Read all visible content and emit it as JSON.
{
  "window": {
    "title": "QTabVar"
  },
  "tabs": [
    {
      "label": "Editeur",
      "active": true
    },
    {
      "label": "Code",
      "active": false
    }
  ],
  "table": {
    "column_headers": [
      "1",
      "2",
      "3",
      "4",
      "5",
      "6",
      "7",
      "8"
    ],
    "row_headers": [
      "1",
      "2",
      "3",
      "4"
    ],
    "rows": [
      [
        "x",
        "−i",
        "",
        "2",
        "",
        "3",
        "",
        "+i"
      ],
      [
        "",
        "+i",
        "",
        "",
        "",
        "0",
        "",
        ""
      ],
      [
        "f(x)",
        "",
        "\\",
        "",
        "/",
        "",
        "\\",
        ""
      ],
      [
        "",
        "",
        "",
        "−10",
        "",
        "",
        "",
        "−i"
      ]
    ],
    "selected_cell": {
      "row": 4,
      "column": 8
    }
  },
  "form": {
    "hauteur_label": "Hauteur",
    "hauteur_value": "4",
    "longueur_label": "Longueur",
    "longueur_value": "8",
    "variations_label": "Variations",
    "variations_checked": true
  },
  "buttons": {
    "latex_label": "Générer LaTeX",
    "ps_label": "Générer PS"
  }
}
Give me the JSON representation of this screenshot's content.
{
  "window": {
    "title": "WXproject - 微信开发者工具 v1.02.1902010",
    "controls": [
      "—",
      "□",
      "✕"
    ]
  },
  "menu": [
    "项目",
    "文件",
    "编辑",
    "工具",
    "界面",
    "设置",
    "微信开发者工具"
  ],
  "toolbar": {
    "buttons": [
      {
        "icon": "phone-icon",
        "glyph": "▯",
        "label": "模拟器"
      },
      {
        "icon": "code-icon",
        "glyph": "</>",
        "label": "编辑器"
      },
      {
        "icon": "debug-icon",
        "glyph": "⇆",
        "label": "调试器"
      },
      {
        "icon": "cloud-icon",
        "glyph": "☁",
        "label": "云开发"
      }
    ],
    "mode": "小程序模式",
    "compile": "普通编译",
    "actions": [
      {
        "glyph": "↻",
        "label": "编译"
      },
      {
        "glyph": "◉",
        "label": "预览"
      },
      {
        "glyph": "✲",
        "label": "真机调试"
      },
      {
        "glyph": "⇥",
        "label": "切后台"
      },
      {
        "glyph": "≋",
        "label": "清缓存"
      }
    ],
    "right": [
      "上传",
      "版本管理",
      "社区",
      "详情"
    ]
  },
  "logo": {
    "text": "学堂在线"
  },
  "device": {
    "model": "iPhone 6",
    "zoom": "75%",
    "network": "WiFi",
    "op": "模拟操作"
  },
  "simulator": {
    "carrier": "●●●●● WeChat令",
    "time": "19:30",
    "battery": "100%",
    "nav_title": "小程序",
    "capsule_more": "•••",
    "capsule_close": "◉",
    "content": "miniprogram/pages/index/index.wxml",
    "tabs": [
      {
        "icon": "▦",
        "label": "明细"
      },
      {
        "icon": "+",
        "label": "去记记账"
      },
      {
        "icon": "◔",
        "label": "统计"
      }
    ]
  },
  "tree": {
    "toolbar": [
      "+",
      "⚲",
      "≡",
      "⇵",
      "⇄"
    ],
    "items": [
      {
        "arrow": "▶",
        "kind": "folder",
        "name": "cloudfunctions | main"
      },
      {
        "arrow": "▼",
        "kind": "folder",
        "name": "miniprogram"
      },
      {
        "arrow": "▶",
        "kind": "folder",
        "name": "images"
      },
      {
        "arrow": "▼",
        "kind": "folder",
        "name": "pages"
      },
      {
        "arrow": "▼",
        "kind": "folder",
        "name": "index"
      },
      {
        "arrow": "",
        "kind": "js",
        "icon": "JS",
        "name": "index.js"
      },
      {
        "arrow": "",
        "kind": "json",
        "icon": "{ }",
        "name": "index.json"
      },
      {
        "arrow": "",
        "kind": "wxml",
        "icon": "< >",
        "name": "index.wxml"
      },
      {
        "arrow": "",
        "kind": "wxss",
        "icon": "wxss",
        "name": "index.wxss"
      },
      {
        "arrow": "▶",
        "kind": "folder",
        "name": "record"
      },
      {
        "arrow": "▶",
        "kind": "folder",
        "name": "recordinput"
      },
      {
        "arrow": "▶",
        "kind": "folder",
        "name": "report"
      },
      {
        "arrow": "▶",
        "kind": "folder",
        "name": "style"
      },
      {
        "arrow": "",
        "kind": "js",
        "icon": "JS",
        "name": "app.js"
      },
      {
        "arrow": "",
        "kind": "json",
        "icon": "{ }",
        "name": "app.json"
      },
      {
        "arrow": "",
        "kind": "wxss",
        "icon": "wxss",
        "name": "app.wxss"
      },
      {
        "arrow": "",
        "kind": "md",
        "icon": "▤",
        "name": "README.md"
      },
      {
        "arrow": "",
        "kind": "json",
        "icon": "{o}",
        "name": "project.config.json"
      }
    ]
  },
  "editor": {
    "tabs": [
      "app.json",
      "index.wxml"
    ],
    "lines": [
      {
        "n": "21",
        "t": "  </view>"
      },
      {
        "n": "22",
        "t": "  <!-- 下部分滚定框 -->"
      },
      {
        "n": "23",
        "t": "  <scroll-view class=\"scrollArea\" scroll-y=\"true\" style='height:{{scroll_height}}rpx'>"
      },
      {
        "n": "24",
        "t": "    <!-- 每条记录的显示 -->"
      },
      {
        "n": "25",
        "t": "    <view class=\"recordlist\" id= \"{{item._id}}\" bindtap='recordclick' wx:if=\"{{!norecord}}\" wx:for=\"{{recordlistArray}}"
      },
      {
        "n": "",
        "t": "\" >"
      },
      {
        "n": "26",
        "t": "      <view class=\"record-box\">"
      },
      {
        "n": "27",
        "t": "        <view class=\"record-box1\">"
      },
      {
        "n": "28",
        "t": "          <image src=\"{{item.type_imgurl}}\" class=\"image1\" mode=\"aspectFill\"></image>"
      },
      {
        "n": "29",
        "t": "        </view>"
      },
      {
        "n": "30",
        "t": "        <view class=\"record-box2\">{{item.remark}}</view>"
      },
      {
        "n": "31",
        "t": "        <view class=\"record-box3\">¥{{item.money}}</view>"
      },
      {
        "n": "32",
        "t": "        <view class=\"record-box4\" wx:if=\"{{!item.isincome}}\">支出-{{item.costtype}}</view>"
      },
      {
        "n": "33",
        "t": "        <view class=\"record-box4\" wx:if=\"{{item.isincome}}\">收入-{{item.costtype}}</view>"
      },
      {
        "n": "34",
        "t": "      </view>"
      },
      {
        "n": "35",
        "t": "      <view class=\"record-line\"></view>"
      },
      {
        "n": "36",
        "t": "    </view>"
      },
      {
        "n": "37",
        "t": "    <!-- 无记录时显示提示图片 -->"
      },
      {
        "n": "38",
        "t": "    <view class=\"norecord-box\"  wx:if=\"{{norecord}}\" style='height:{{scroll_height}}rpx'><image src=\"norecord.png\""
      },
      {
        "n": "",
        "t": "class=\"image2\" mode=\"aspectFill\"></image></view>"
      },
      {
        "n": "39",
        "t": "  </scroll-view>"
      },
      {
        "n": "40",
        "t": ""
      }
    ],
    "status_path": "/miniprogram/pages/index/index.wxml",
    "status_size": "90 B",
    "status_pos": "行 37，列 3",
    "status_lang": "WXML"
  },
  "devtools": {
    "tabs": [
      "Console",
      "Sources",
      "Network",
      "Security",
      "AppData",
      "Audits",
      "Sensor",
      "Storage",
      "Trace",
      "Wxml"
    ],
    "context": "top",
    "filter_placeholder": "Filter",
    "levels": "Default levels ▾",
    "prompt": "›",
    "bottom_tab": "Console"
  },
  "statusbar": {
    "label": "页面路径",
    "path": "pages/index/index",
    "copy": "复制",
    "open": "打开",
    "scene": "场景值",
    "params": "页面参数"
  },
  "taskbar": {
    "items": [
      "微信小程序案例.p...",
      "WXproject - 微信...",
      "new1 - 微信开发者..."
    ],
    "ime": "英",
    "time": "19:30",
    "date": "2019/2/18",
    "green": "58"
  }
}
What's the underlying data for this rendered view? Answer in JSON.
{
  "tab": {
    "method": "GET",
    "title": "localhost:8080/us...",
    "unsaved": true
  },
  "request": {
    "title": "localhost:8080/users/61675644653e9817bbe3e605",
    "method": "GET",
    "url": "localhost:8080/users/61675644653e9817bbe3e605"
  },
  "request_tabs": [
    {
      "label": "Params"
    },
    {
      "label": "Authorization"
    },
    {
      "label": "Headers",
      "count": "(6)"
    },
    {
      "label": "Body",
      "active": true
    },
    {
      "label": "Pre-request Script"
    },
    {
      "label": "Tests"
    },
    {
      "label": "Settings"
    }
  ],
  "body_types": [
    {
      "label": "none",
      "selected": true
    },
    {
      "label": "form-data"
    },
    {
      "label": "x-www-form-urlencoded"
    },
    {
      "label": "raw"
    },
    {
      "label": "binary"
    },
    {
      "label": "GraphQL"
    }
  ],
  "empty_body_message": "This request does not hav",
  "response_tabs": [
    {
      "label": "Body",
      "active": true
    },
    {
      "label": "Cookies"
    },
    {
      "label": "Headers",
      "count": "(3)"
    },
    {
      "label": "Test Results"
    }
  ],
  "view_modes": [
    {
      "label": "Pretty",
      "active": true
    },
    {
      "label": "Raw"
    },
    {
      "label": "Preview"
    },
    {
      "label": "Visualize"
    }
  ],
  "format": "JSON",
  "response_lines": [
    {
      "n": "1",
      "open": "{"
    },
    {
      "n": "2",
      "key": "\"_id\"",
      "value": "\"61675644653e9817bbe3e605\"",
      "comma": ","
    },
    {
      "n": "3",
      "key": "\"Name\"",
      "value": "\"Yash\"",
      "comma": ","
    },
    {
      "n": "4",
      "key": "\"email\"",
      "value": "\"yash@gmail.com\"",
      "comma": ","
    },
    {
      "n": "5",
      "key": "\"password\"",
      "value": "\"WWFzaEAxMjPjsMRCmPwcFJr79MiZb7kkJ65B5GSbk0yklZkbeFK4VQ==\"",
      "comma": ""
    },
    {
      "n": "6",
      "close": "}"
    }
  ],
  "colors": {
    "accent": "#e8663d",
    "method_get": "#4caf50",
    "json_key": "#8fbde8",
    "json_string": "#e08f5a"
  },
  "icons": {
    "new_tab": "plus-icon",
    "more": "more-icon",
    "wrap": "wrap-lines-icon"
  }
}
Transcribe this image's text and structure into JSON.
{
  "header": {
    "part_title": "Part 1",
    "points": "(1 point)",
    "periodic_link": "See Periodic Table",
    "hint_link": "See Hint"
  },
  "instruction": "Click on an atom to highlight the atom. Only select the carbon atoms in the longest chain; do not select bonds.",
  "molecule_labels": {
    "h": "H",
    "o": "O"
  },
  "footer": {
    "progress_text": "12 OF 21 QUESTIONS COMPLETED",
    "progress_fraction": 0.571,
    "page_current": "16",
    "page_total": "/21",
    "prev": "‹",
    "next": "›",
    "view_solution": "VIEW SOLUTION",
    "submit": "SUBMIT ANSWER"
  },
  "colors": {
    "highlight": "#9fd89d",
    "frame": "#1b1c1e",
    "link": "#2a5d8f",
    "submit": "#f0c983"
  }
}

Exercise requirements: Go through the entries and return each line where the word "aspectFill" appears.

Full response:
        "t": "          <image src=\"{{item.type_imgurl}}\" class=\"image1\" mode=\"aspectFill\"></image>"
        "t": "class=\"image2\" mode=\"aspectFill\"></image></view>"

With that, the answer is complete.